• _SHORT PROBLEM_
Rewrite each line of the data below as an item in a numbered list, skipping blank lines. Leave the pictures out of the answer.

Collection entries
"""
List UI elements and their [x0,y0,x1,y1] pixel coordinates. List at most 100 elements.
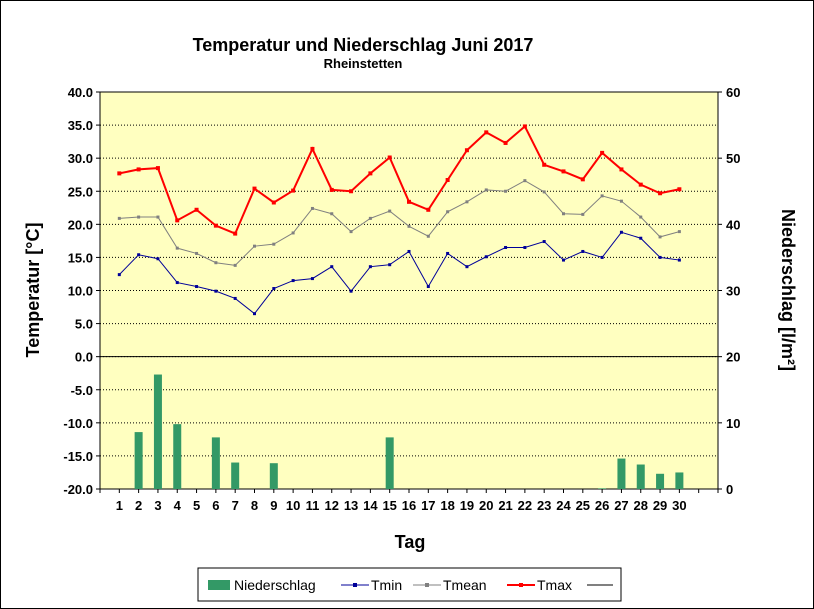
point-tmin-day-2 [137,253,141,257]
point-tmax-day-18 [445,178,450,183]
y-tick-label: 0.0 [75,350,93,365]
x-tick-label: 7 [232,498,239,513]
point-tmax-day-8 [252,186,257,191]
point-tmin-day-10 [291,279,295,283]
point-tmin-day-23 [542,240,546,244]
x-tick-label: 8 [251,498,258,513]
y2-tick-label: 40 [726,217,740,232]
point-tmin-day-1 [117,273,121,277]
point-tmin-day-24 [562,258,565,262]
bar-niederschlag-day-30 [675,472,684,489]
point-tmax-day-6 [213,223,218,228]
point-tmean-day-12 [330,212,334,216]
point-tmean-day-14 [368,216,372,220]
x-tick-label: 23 [537,498,551,513]
point-tmean-day-10 [291,231,295,235]
y2-tick-label: 50 [726,151,740,166]
point-tmax-day-15 [387,155,392,160]
point-tmin-day-11 [310,277,314,281]
y-tick-label: 10.0 [68,284,93,299]
legend-marker-tmin [353,583,357,587]
x-tick-label: 30 [672,498,686,513]
x-tick-label: 20 [479,498,493,513]
y2-tick-label: 0 [726,482,733,497]
chart-title: Temperatur und Niederschlag Juni 2017 [193,35,534,55]
x-tick-label: 25 [576,498,590,513]
point-tmin-day-25 [581,249,585,253]
bar-niederschlag-day-6 [211,437,220,489]
legend-swatch-niederschlag [208,580,230,590]
point-tmean-day-25 [581,212,585,216]
x-tick-label: 3 [154,498,161,513]
point-tmean-day-22 [523,179,527,183]
point-tmean-day-23 [542,190,546,194]
line-tmin [118,231,680,315]
point-tmax-day-23 [542,162,547,167]
point-tmax-day-3 [155,166,160,171]
point-tmean-day-28 [639,215,643,219]
x-tick-label: 21 [498,498,512,513]
x-tick-label: 16 [402,498,416,513]
point-tmin-day-18 [446,251,450,255]
point-tmin-day-4 [175,281,179,285]
point-tmin-day-14 [368,265,372,269]
point-tmax-day-9 [271,200,276,205]
x-tick-label: 24 [556,498,571,513]
y-tick-label: -15.0 [63,449,93,464]
point-tmean-day-29 [658,235,662,239]
x-axis-label: Tag [395,532,426,552]
point-tmin-day-26 [600,255,604,259]
chart-subtitle: Rheinstetten [324,56,403,71]
legend-label-tmax: Tmax [537,577,572,593]
point-tmin-day-6 [214,289,218,293]
x-tick-label: 10 [286,498,300,513]
point-tmean-day-18 [446,210,450,214]
y-tick-label: 35.0 [68,118,93,133]
y2-tick-label: 60 [726,85,740,100]
bar-niederschlag-day-3 [153,374,162,489]
point-tmax-day-7 [233,231,238,236]
point-tmin-day-28 [639,236,643,240]
bar-niederschlag-day-15 [385,437,394,489]
legend-label-tmean: Tmean [443,577,487,593]
y2-tick-label: 20 [726,350,740,365]
x-tick-label: 15 [382,498,396,513]
legend-label-tmin: Tmin [371,577,402,593]
x-tick-label: 4 [174,498,182,513]
point-tmin-day-19 [465,265,469,269]
x-tick-label: 11 [306,498,320,513]
point-tmean-day-20 [484,188,488,192]
y2-tick-label: 30 [726,284,740,299]
y-tick-label: 15.0 [68,250,93,265]
x-tick-label: 22 [518,498,532,513]
point-tmin-day-12 [330,265,334,269]
point-tmean-day-6 [214,261,218,265]
point-tmean-day-8 [253,244,256,248]
point-tmin-day-5 [195,285,199,289]
point-tmax-day-13 [349,189,354,194]
x-tick-label: 19 [460,498,474,513]
point-tmax-day-2 [136,167,141,172]
point-tmax-day-1 [117,171,122,176]
point-tmin-day-15 [388,263,392,267]
plot-area: 40.0 35.0 30.0 25.0 20.0 15.0 10.0 5.0 0.0 -5.0 -1… [63,85,740,513]
point-tmean-day-27 [619,199,623,203]
point-tmin-day-22 [523,245,527,249]
y2-axis-label: Niederschlag [l/m²] [778,209,798,371]
point-tmean-day-17 [426,234,430,238]
point-tmin-day-20 [484,255,488,259]
x-tick-label: 6 [212,498,219,513]
y-tick-label: 5.0 [75,317,93,332]
point-tmean-day-21 [504,189,508,193]
point-tmean-day-19 [465,200,469,204]
x-tick-label: 13 [344,498,358,513]
x-tick-label: 26 [595,498,609,513]
point-tmax-day-21 [503,140,508,145]
point-tmax-day-24 [561,169,566,174]
y-tick-label: 20.0 [68,217,93,232]
point-tmean-day-1 [117,216,121,220]
x-tick-label: 27 [614,498,628,513]
point-tmean-day-7 [233,263,237,267]
x-tick-label: 9 [270,498,277,513]
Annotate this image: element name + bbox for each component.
"""
• _REPLY TO THE TASK_
1. List UI elements and their [x0,y0,x1,y1] pixel coordinates. List at most 100 elements.
2. point-tmin-day-2 [137,253,141,257]
3. point-tmax-day-18 [445,178,450,183]
4. y-tick-label: 0.0 [75,350,93,365]
5. x-tick-label: 7 [232,498,239,513]
6. point-tmax-day-8 [252,186,257,191]
7. point-tmin-day-10 [291,279,295,283]
8. point-tmin-day-23 [542,240,546,244]
9. x-tick-label: 8 [251,498,258,513]
10. y2-tick-label: 40 [726,217,740,232]
11. point-tmin-day-1 [117,273,121,277]
12. point-tmin-day-24 [562,258,565,262]
13. bar-niederschlag-day-30 [675,472,684,489]
14. point-tmax-day-6 [213,223,218,228]
15. point-tmean-day-12 [330,212,334,216]
16. point-tmean-day-14 [368,216,372,220]
17. x-tick-label: 23 [537,498,551,513]
18. point-tmean-day-10 [291,231,295,235]
19. y2-tick-label: 50 [726,151,740,166]
20. point-tmax-day-15 [387,155,392,160]
21. point-tmin-day-11 [310,277,314,281]
22. y-tick-label: 10.0 [68,284,93,299]
23. legend-marker-tmin [353,583,357,587]
24. x-tick-label: 30 [672,498,686,513]
25. x-tick-label: 20 [479,498,493,513]
26. y2-tick-label: 0 [726,482,733,497]
27. chart-title: Temperatur und Niederschlag Juni 2017 [193,35,534,55]
28. x-tick-label: 25 [576,498,590,513]
29. point-tmin-day-25 [581,249,585,253]
30. bar-niederschlag-day-6 [211,437,220,489]
31. legend-swatch-niederschlag [208,580,230,590]
32. point-tmean-day-25 [581,212,585,216]
33. x-tick-label: 3 [154,498,161,513]
34. point-tmean-day-22 [523,179,527,183]
35. point-tmean-day-23 [542,190,546,194]
36. line-tmin [118,231,680,315]
37. point-tmax-day-23 [542,162,547,167]
38. point-tmax-day-3 [155,166,160,171]
39. point-tmean-day-28 [639,215,643,219]
40. x-tick-label: 21 [498,498,512,513]
41. x-tick-label: 16 [402,498,416,513]
42. point-tmin-day-18 [446,251,450,255]
43. point-tmin-day-4 [175,281,179,285]
44. point-tmin-day-14 [368,265,372,269]
45. point-tmax-day-9 [271,200,276,205]
46. x-tick-label: 24 [556,498,571,513]
47. y-tick-label: -15.0 [63,449,93,464]
48. point-tmean-day-29 [658,235,662,239]
49. x-axis-label: Tag [395,532,426,552]
50. point-tmin-day-26 [600,255,604,259]
51. chart-subtitle: Rheinstetten [324,56,403,71]
52. legend-label-tmax: Tmax [537,577,572,593]
53. point-tmin-day-6 [214,289,218,293]
54. x-tick-label: 10 [286,498,300,513]
55. point-tmean-day-18 [446,210,450,214]
56. y-tick-label: 35.0 [68,118,93,133]
57. y2-tick-label: 60 [726,85,740,100]
58. bar-niederschlag-day-3 [153,374,162,489]
59. point-tmax-day-7 [233,231,238,236]
60. point-tmin-day-28 [639,236,643,240]
61. bar-niederschlag-day-15 [385,437,394,489]
62. legend-label-tmean: Tmean [443,577,487,593]
63. y2-tick-label: 20 [726,350,740,365]
64. x-tick-label: 15 [382,498,396,513]
65. legend-label-tmin: Tmin [371,577,402,593]
66. x-tick-label: 4 [174,498,182,513]
67. point-tmin-day-19 [465,265,469,269]
68. x-tick-label: 11 [306,498,320,513]
69. point-tmean-day-20 [484,188,488,192]
70. y2-tick-label: 30 [726,284,740,299]
71. y-tick-label: 15.0 [68,250,93,265]
72. x-tick-label: 22 [518,498,532,513]
73. point-tmin-day-12 [330,265,334,269]
74. point-tmean-day-6 [214,261,218,265]
75. point-tmean-day-8 [253,244,256,248]
76. point-tmin-day-5 [195,285,199,289]
77. point-tmax-day-13 [349,189,354,194]
78. x-tick-label: 19 [460,498,474,513]
79. point-tmax-day-2 [136,167,141,172]
80. point-tmax-day-1 [117,171,122,176]
81. point-tmin-day-15 [388,263,392,267]
82. plot-area: 40.0 35.0 30.0 25.0 20.0 15.0 10.0 5.0 0.0 -5.0 -1… [63,85,740,513]
83. point-tmean-day-27 [619,199,623,203]
84. point-tmin-day-22 [523,245,527,249]
85. y2-axis-label: Niederschlag [l/m²] [778,209,798,371]
86. point-tmean-day-17 [426,234,430,238]
87. point-tmin-day-20 [484,255,488,259]
88. x-tick-label: 6 [212,498,219,513]
89. y-tick-label: 5.0 [75,317,93,332]
90. point-tmean-day-21 [504,189,508,193]
91. point-tmean-day-19 [465,200,469,204]
92. x-tick-label: 13 [344,498,358,513]
93. x-tick-label: 26 [595,498,609,513]
94. point-tmax-day-21 [503,140,508,145]
95. point-tmax-day-24 [561,169,566,174]
96. y-tick-label: 20.0 [68,217,93,232]
97. point-tmean-day-1 [117,216,121,220]
98. x-tick-label: 27 [614,498,628,513]
99. point-tmean-day-7 [233,263,237,267]
100. x-tick-label: 9 [270,498,277,513]
101. Annotate this image: element name + bbox for each component.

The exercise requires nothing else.